**Stored data:**
** Start **
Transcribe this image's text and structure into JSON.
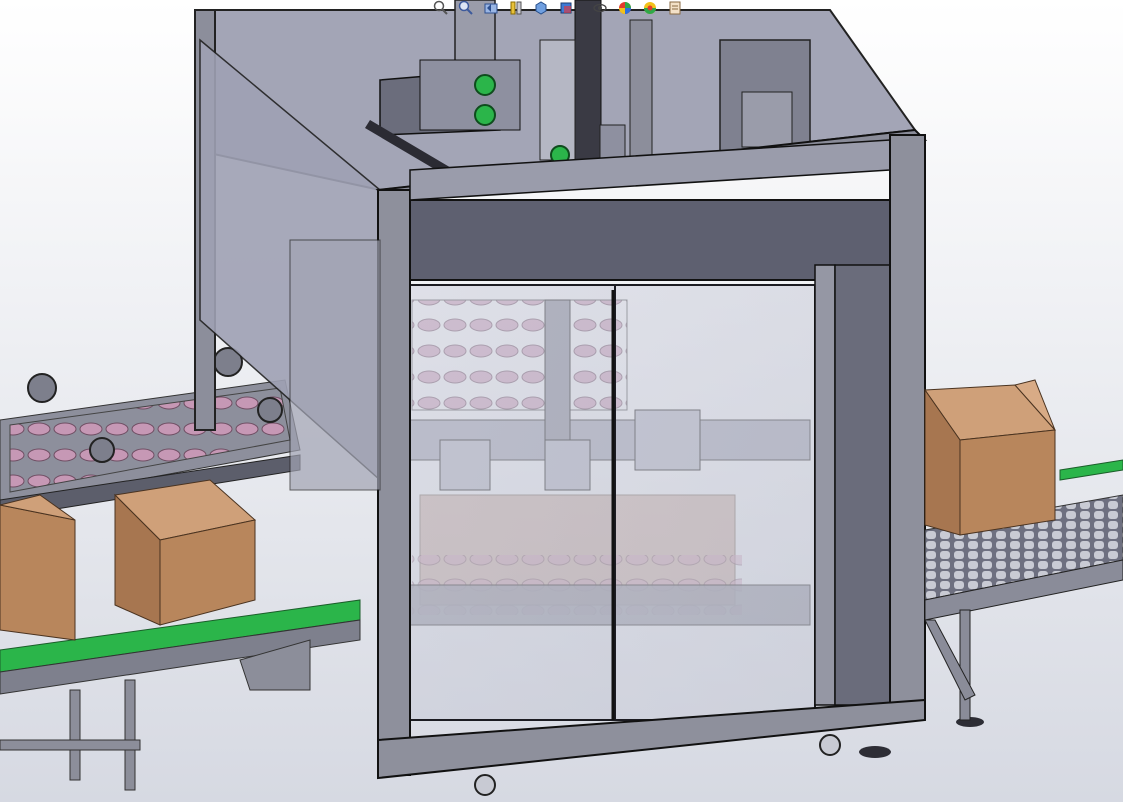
{
  "app": {
    "name": "",
    "window_title": ""
  },
  "heads_up_toolbar": {
    "items": [
      {
        "name": "zoom-to-fit-icon"
      },
      {
        "name": "zoom-to-area-icon"
      },
      {
        "name": "previous-view-icon"
      },
      {
        "name": "section-view-icon"
      },
      {
        "name": "view-orientation-icon"
      },
      {
        "name": "display-style-icon"
      },
      {
        "name": "hide-show-items-icon"
      },
      {
        "name": "edit-appearance-icon"
      },
      {
        "name": "apply-scene-icon"
      },
      {
        "name": "view-settings-icon"
      }
    ]
  },
  "colors": {
    "background_top": "#ffffff",
    "background_bottom": "#c9cdd8",
    "frame_gray": "#8c8c98",
    "frame_dark": "#5f6070",
    "panel_blue_gray": "#9d9fb3",
    "container_pink": "#b78aa6",
    "cardboard": "#b8865c",
    "green_belt": "#2bb54a",
    "glass": "#d4d6e2"
  },
  "model": {
    "description_visible_text": ""
  }
}
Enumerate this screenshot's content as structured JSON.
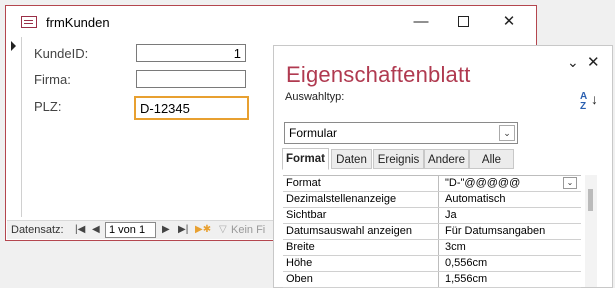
{
  "form_window": {
    "title": "frmKunden",
    "fields": [
      {
        "label": "KundeID:",
        "value": "1"
      },
      {
        "label": "Firma:",
        "value": ""
      },
      {
        "label": "PLZ:",
        "value": "D-12345"
      }
    ]
  },
  "navigation": {
    "label": "Datensatz:",
    "record": "1 von 1",
    "filter_label": "Kein Fi"
  },
  "property_sheet": {
    "title": "Eigenschaftenblatt",
    "selection_type_label": "Auswahltyp:",
    "selected_object": "Formular",
    "tabs": [
      "Format",
      "Daten",
      "Ereignis",
      "Andere",
      "Alle"
    ],
    "active_tab": "Format",
    "properties": [
      {
        "name": "Format",
        "value": "\"D-\"@@@@@"
      },
      {
        "name": "Dezimalstellenanzeige",
        "value": "Automatisch"
      },
      {
        "name": "Sichtbar",
        "value": "Ja"
      },
      {
        "name": "Datumsauswahl anzeigen",
        "value": "Für Datumsangaben"
      },
      {
        "name": "Breite",
        "value": "3cm"
      },
      {
        "name": "Höhe",
        "value": "0,556cm"
      },
      {
        "name": "Oben",
        "value": "1,556cm"
      }
    ]
  },
  "colors": {
    "accent": "#b03a50",
    "focus_border": "#e8a030"
  }
}
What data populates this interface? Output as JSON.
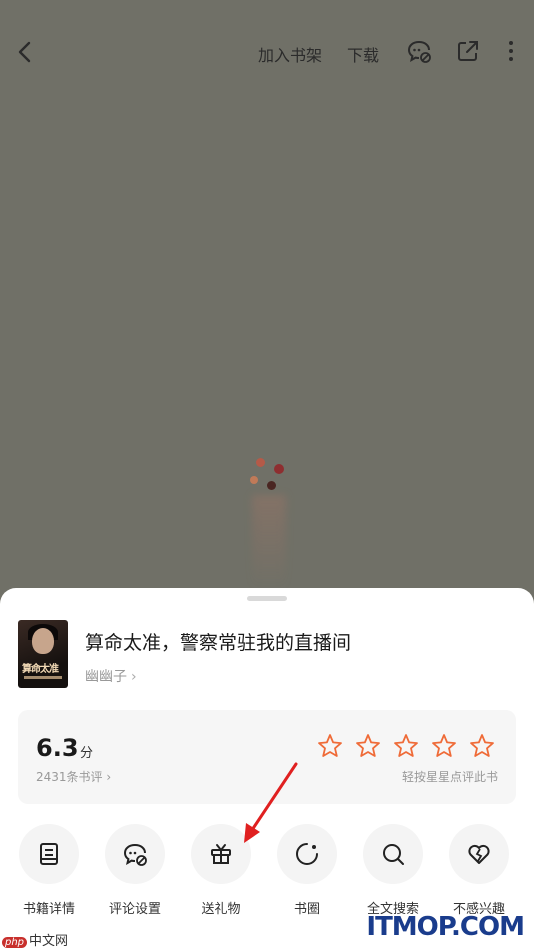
{
  "topbar": {
    "add_shelf_label": "加入书架",
    "download_label": "下载",
    "icons": [
      "back-icon",
      "comment-setting-icon",
      "share-icon",
      "more-icon"
    ]
  },
  "book": {
    "title": "算命太准，警察常驻我的直播间",
    "author": "幽幽子",
    "author_chevron": "›",
    "cover_text": "算命太准"
  },
  "rating": {
    "score": "6.3",
    "score_unit": "分",
    "review_count": "2431条书评 ›",
    "hint": "轻按星星点评此书",
    "star_count": 5,
    "star_color": "#ef6b38"
  },
  "actions": [
    {
      "label": "书籍详情",
      "icon": "book-detail-icon"
    },
    {
      "label": "评论设置",
      "icon": "comment-setting-icon"
    },
    {
      "label": "送礼物",
      "icon": "gift-icon"
    },
    {
      "label": "书圈",
      "icon": "circle-icon"
    },
    {
      "label": "全文搜索",
      "icon": "search-icon"
    },
    {
      "label": "不感兴趣",
      "icon": "not-interested-icon"
    }
  ],
  "watermark": {
    "left_badge": "php",
    "left_text": "中文网",
    "right_text": "ITMOP.COM"
  },
  "colors": {
    "overlay": "#707067",
    "annotation_arrow": "#e02020"
  }
}
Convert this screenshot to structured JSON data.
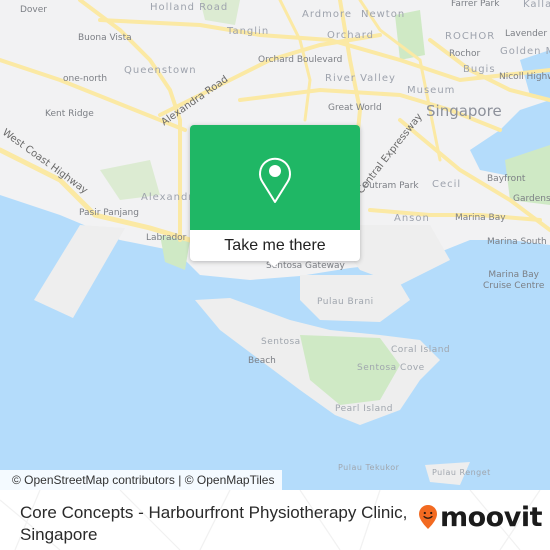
{
  "map": {
    "colors": {
      "land": "#f2f2f3",
      "water": "#b4dcfb",
      "park": "#cfe9c5",
      "road": "#fbe9a4",
      "popup_green": "#1fb765",
      "brand_orange": "#f26a21"
    },
    "labels": {
      "dover": "Dover",
      "holland_road": "Holland Road",
      "buona_vista": "Buona Vista",
      "tanglin": "Tanglin",
      "queenstown": "Queenstown",
      "one_north": "one-north",
      "kent_ridge": "Kent Ridge",
      "alexandra_road": "Alexandra Road",
      "west_coast_highway": "West Coast Highway",
      "alexandra": "Alexandra",
      "pasir_panjang": "Pasir Panjang",
      "labrador_park": "Labrador Park",
      "ardmore": "Ardmore",
      "newton": "Newton",
      "farrer_park": "Farrer Park",
      "kallang": "Kallang",
      "orchard": "Orchard",
      "orchard_boulevard": "Orchard Boulevard",
      "rochor_district": "ROCHOR",
      "rochor": "Rochor",
      "lavender": "Lavender",
      "golden_mile": "Golden Mile",
      "bugis": "Bugis",
      "nicoll_highway": "Nicoll Highway",
      "river_valley": "River Valley",
      "museum": "Museum",
      "great_world": "Great World",
      "singapore": "Singapore",
      "central_expressway": "Central Expressway",
      "outram_park": "Outram Park",
      "cecil": "Cecil",
      "bayfront": "Bayfront",
      "gardens": "Gardens",
      "anson": "Anson",
      "marina_bay": "Marina Bay",
      "marina_south_pier": "Marina South Pier",
      "marina_bay_cruise_centre": "Marina Bay\nCruise Centre",
      "marina": "Marina",
      "sentosa_gateway": "Sentosa Gateway",
      "pulau_brani": "Pulau Brani",
      "sentosa": "Sentosa",
      "beach": "Beach",
      "coral_island": "Coral Island",
      "sentosa_cove": "Sentosa Cove",
      "pearl_island": "Pearl Island",
      "pulau_tekukor": "Pulau Tekukor",
      "pulau_renget": "Pulau Renget"
    },
    "attribution": "© OpenStreetMap contributors | © OpenMapTiles"
  },
  "popup": {
    "icon": "map-pin-icon",
    "cta_label": "Take me there"
  },
  "footer": {
    "place_title": "Core Concepts - Harbourfront Physiotherapy Clinic, Singapore",
    "brand": "moovit",
    "brand_icon": "moovit-smiley-pin-icon"
  }
}
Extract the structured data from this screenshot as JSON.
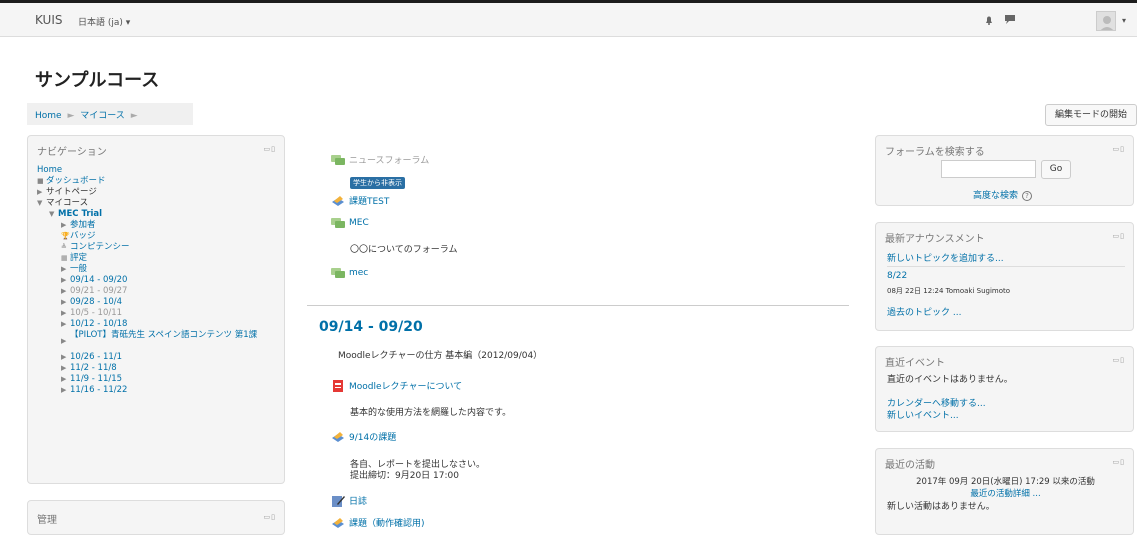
** End **
**Exercise:**
Check the data for the word "Alexandra" and pull out the lines that have it.

**Solution below:**
      "alexandra_road": "Alexandra Road",
      "alexandra": "Alexandra",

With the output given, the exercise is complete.